Only the pictures are left out: repeat the rest of the entries exactly.

(Records that describe figures)
BEGIN

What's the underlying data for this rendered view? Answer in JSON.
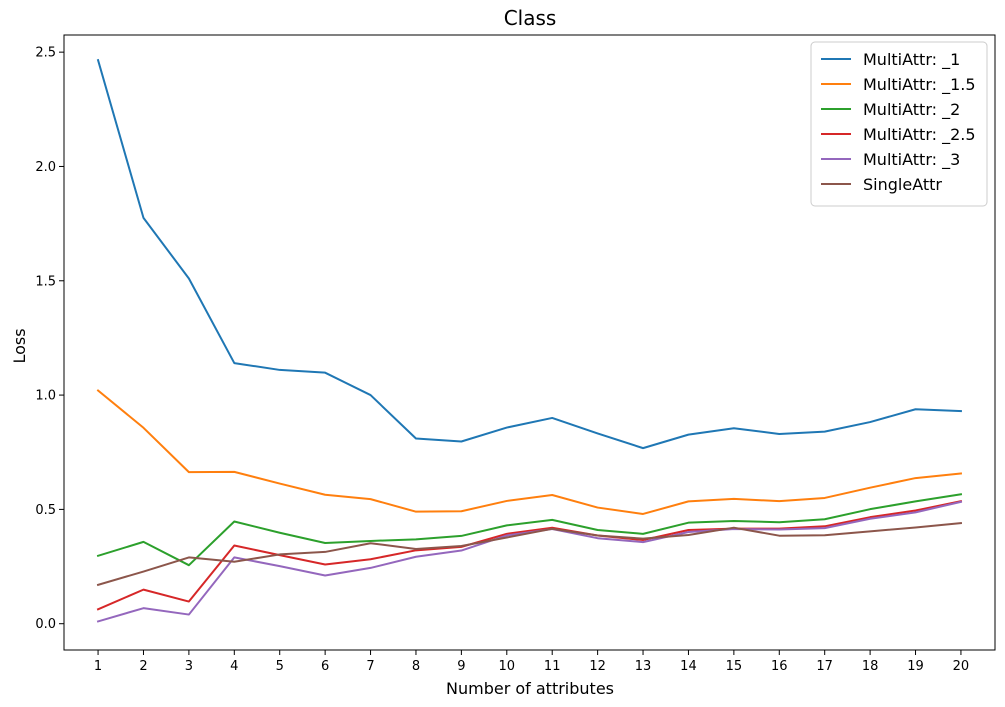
{
  "chart_data": {
    "type": "line",
    "title": "Class",
    "xlabel": "Number of attributes",
    "ylabel": "Loss",
    "x": [
      1,
      2,
      3,
      4,
      5,
      6,
      7,
      8,
      9,
      10,
      11,
      12,
      13,
      14,
      15,
      16,
      17,
      18,
      19,
      20
    ],
    "xlim": [
      0.25,
      20.75
    ],
    "ylim": [
      -0.115,
      2.575
    ],
    "yticks": [
      0.0,
      0.5,
      1.0,
      1.5,
      2.0,
      2.5
    ],
    "ytick_labels": [
      "0.0",
      "0.5",
      "1.0",
      "1.5",
      "2.0",
      "2.5"
    ],
    "grid": false,
    "legend_position": "top-right",
    "series": [
      {
        "name": "MultiAttr: _1",
        "color": "#1f77b4",
        "values": [
          2.465,
          1.775,
          1.51,
          1.14,
          1.11,
          1.098,
          1.0,
          0.81,
          0.797,
          0.858,
          0.9,
          0.832,
          0.768,
          0.827,
          0.855,
          0.83,
          0.84,
          0.882,
          0.938,
          0.93
        ]
      },
      {
        "name": "MultiAttr: _1.5",
        "color": "#ff7f0e",
        "values": [
          1.02,
          0.857,
          0.663,
          0.664,
          0.613,
          0.564,
          0.545,
          0.49,
          0.492,
          0.537,
          0.563,
          0.508,
          0.48,
          0.535,
          0.546,
          0.536,
          0.55,
          0.595,
          0.637,
          0.657
        ]
      },
      {
        "name": "MultiAttr: _2",
        "color": "#2ca02c",
        "values": [
          0.297,
          0.358,
          0.256,
          0.447,
          0.398,
          0.353,
          0.362,
          0.369,
          0.384,
          0.43,
          0.454,
          0.41,
          0.393,
          0.442,
          0.449,
          0.444,
          0.457,
          0.501,
          0.535,
          0.566
        ]
      },
      {
        "name": "MultiAttr: _2.5",
        "color": "#d62728",
        "values": [
          0.063,
          0.149,
          0.097,
          0.342,
          0.3,
          0.259,
          0.282,
          0.321,
          0.336,
          0.393,
          0.42,
          0.386,
          0.366,
          0.41,
          0.416,
          0.416,
          0.426,
          0.466,
          0.495,
          0.536
        ]
      },
      {
        "name": "MultiAttr: _3",
        "color": "#9467bd",
        "values": [
          0.01,
          0.068,
          0.04,
          0.29,
          0.252,
          0.211,
          0.244,
          0.293,
          0.32,
          0.386,
          0.414,
          0.374,
          0.357,
          0.401,
          0.414,
          0.412,
          0.418,
          0.459,
          0.487,
          0.533
        ]
      },
      {
        "name": "SingleAttr",
        "color": "#8c564b",
        "values": [
          0.17,
          0.228,
          0.29,
          0.271,
          0.303,
          0.314,
          0.352,
          0.327,
          0.34,
          0.377,
          0.415,
          0.386,
          0.372,
          0.388,
          0.42,
          0.385,
          0.387,
          0.404,
          0.421,
          0.44
        ]
      }
    ]
  }
}
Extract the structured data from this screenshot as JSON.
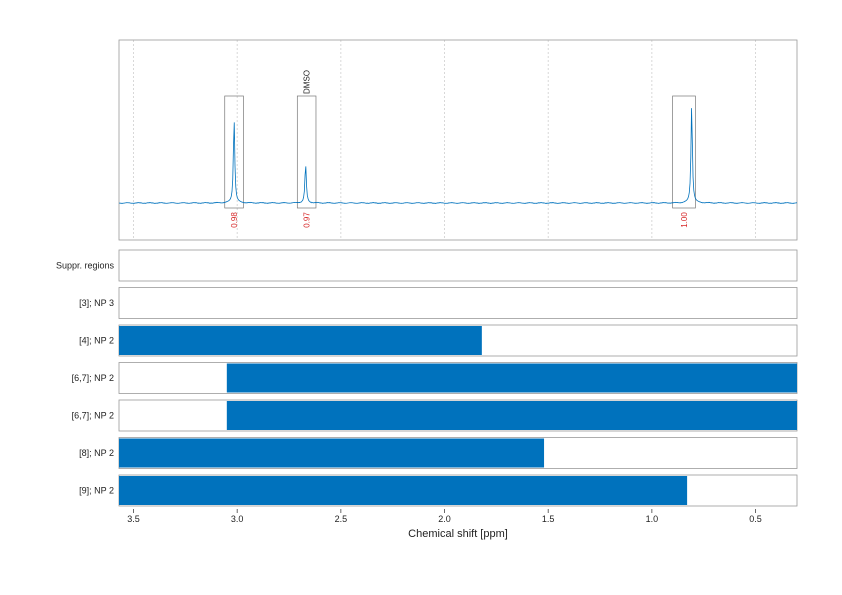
{
  "chart_data": {
    "type": "nmr-spectrum-with-coverage-bars",
    "xlabel": "Chemical shift [ppm]",
    "xlim": [
      3.57,
      0.3
    ],
    "xticks": [
      3.5,
      3.0,
      2.5,
      2.0,
      1.5,
      1.0,
      0.5
    ],
    "xtick_labels": [
      "3.5",
      "3.0",
      "2.5",
      "2.0",
      "1.5",
      "1.0",
      "0.5"
    ],
    "grid": "vertical dotted",
    "colors": {
      "spectrum": "#0072bd",
      "bar": "#0072bd",
      "integral": "#d62728",
      "box": "#666666"
    },
    "spectrum": {
      "baseline": 0.0,
      "peaks": [
        {
          "ppm": 3.015,
          "height": 1.0
        },
        {
          "ppm": 2.67,
          "height": 0.46
        },
        {
          "ppm": 0.808,
          "height": 1.15
        }
      ]
    },
    "integral_regions": [
      {
        "from": 3.06,
        "to": 2.97,
        "value": "0.98",
        "annotation": ""
      },
      {
        "from": 2.71,
        "to": 2.62,
        "value": "0.97",
        "annotation": "DMSO"
      },
      {
        "from": 0.9,
        "to": 0.79,
        "value": "1.00",
        "annotation": ""
      }
    ],
    "rows": [
      {
        "label": "Suppr. regions",
        "range": null
      },
      {
        "label": "[3]; NP 3",
        "range": null
      },
      {
        "label": "[4]; NP 2",
        "range": [
          3.57,
          1.82
        ]
      },
      {
        "label": "[6,7]; NP 2",
        "range": [
          3.05,
          0.3
        ]
      },
      {
        "label": "[6,7]; NP 2",
        "range": [
          3.05,
          0.3
        ]
      },
      {
        "label": "[8]; NP 2",
        "range": [
          3.57,
          1.52
        ]
      },
      {
        "label": "[9]; NP 2",
        "range": [
          3.57,
          0.83
        ]
      }
    ]
  }
}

END

Answer to this task
What's the underlying data for this rendered view? Answer in JSON.
{
  "chart_data": {
    "type": "line",
    "title": "Class",
    "xlabel": "Number of attributes",
    "ylabel": "Loss",
    "x": [
      1,
      2,
      3,
      4,
      5,
      6,
      7,
      8,
      9,
      10,
      11,
      12,
      13,
      14,
      15,
      16,
      17,
      18,
      19,
      20
    ],
    "xlim": [
      0.25,
      20.75
    ],
    "ylim": [
      -0.115,
      2.575
    ],
    "yticks": [
      0.0,
      0.5,
      1.0,
      1.5,
      2.0,
      2.5
    ],
    "ytick_labels": [
      "0.0",
      "0.5",
      "1.0",
      "1.5",
      "2.0",
      "2.5"
    ],
    "grid": false,
    "legend_position": "top-right",
    "series": [
      {
        "name": "MultiAttr: _1",
        "color": "#1f77b4",
        "values": [
          2.465,
          1.775,
          1.51,
          1.14,
          1.11,
          1.098,
          1.0,
          0.81,
          0.797,
          0.858,
          0.9,
          0.832,
          0.768,
          0.827,
          0.855,
          0.83,
          0.84,
          0.882,
          0.938,
          0.93
        ]
      },
      {
        "name": "MultiAttr: _1.5",
        "color": "#ff7f0e",
        "values": [
          1.02,
          0.857,
          0.663,
          0.664,
          0.613,
          0.564,
          0.545,
          0.49,
          0.492,
          0.537,
          0.563,
          0.508,
          0.48,
          0.535,
          0.546,
          0.536,
          0.55,
          0.595,
          0.637,
          0.657
        ]
      },
      {
        "name": "MultiAttr: _2",
        "color": "#2ca02c",
        "values": [
          0.297,
          0.358,
          0.256,
          0.447,
          0.398,
          0.353,
          0.362,
          0.369,
          0.384,
          0.43,
          0.454,
          0.41,
          0.393,
          0.442,
          0.449,
          0.444,
          0.457,
          0.501,
          0.535,
          0.566
        ]
      },
      {
        "name": "MultiAttr: _2.5",
        "color": "#d62728",
        "values": [
          0.063,
          0.149,
          0.097,
          0.342,
          0.3,
          0.259,
          0.282,
          0.321,
          0.336,
          0.393,
          0.42,
          0.386,
          0.366,
          0.41,
          0.416,
          0.416,
          0.426,
          0.466,
          0.495,
          0.536
        ]
      },
      {
        "name": "MultiAttr: _3",
        "color": "#9467bd",
        "values": [
          0.01,
          0.068,
          0.04,
          0.29,
          0.252,
          0.211,
          0.244,
          0.293,
          0.32,
          0.386,
          0.414,
          0.374,
          0.357,
          0.401,
          0.414,
          0.412,
          0.418,
          0.459,
          0.487,
          0.533
        ]
      },
      {
        "name": "SingleAttr",
        "color": "#8c564b",
        "values": [
          0.17,
          0.228,
          0.29,
          0.271,
          0.303,
          0.314,
          0.352,
          0.327,
          0.34,
          0.377,
          0.415,
          0.386,
          0.372,
          0.388,
          0.42,
          0.385,
          0.387,
          0.404,
          0.421,
          0.44
        ]
      }
    ]
  }
}
Extract the structured data from this screenshot as JSON.
{
  "chart_data": {
    "type": "nmr-spectrum-with-coverage-bars",
    "xlabel": "Chemical shift [ppm]",
    "xlim": [
      3.57,
      0.3
    ],
    "xticks": [
      3.5,
      3.0,
      2.5,
      2.0,
      1.5,
      1.0,
      0.5
    ],
    "xtick_labels": [
      "3.5",
      "3.0",
      "2.5",
      "2.0",
      "1.5",
      "1.0",
      "0.5"
    ],
    "grid": "vertical dotted",
    "colors": {
      "spectrum": "#0072bd",
      "bar": "#0072bd",
      "integral": "#d62728",
      "box": "#666666"
    },
    "spectrum": {
      "baseline": 0.0,
      "peaks": [
        {
          "ppm": 3.015,
          "height": 1.0
        },
        {
          "ppm": 2.67,
          "height": 0.46
        },
        {
          "ppm": 0.808,
          "height": 1.15
        }
      ]
    },
    "integral_regions": [
      {
        "from": 3.06,
        "to": 2.97,
        "value": "0.98",
        "annotation": ""
      },
      {
        "from": 2.71,
        "to": 2.62,
        "value": "0.97",
        "annotation": "DMSO"
      },
      {
        "from": 0.9,
        "to": 0.79,
        "value": "1.00",
        "annotation": ""
      }
    ],
    "rows": [
      {
        "label": "Suppr. regions",
        "range": null
      },
      {
        "label": "[3]; NP 3",
        "range": null
      },
      {
        "label": "[4]; NP 2",
        "range": [
          3.57,
          1.82
        ]
      },
      {
        "label": "[6,7]; NP 2",
        "range": [
          3.05,
          0.3
        ]
      },
      {
        "label": "[6,7]; NP 2",
        "range": [
          3.05,
          0.3
        ]
      },
      {
        "label": "[8]; NP 2",
        "range": [
          3.57,
          1.52
        ]
      },
      {
        "label": "[9]; NP 2",
        "range": [
          3.57,
          0.83
        ]
      }
    ]
  }
}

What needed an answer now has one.